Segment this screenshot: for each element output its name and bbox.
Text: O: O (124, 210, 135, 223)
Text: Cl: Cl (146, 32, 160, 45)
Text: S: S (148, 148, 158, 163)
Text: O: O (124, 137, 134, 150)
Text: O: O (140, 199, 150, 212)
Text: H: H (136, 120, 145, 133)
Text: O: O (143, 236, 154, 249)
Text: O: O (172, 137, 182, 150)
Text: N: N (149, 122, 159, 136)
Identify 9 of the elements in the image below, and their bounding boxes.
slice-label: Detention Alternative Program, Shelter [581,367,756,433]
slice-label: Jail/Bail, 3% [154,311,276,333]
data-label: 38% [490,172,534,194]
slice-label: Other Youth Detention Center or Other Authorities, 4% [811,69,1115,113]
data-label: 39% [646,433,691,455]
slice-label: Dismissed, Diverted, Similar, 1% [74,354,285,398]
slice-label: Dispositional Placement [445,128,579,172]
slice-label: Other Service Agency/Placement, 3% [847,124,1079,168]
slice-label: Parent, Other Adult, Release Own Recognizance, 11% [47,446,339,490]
◇ ◇ ◇ ◇
## [Short problem]
Copy every item above line for line, keeping each character and number unchanged.

## [Finished task]
Segment this screenshot: for each element output its name and bbox.
Text: O: O (124, 210, 135, 223)
Text: Cl: Cl (146, 32, 160, 45)
Text: S: S (148, 148, 158, 163)
Text: O: O (124, 137, 134, 150)
Text: O: O (140, 199, 150, 212)
Text: H: H (136, 120, 145, 133)
Text: O: O (143, 236, 154, 249)
Text: O: O (172, 137, 182, 150)
Text: N: N (149, 122, 159, 136)
Identify 9 of the elements in the image below, and their bounding boxes.
slice-label: Detention Alternative Program, Shelter [581,367,756,433]
slice-label: Jail/Bail, 3% [154,311,276,333]
data-label: 38% [490,172,534,194]
slice-label: Other Youth Detention Center or Other Authorities, 4% [811,69,1115,113]
data-label: 39% [646,433,691,455]
slice-label: Dismissed, Diverted, Similar, 1% [74,354,285,398]
slice-label: Dispositional Placement [445,128,579,172]
slice-label: Other Service Agency/Placement, 3% [847,124,1079,168]
slice-label: Parent, Other Adult, Release Own Recognizance, 11% [47,446,339,490]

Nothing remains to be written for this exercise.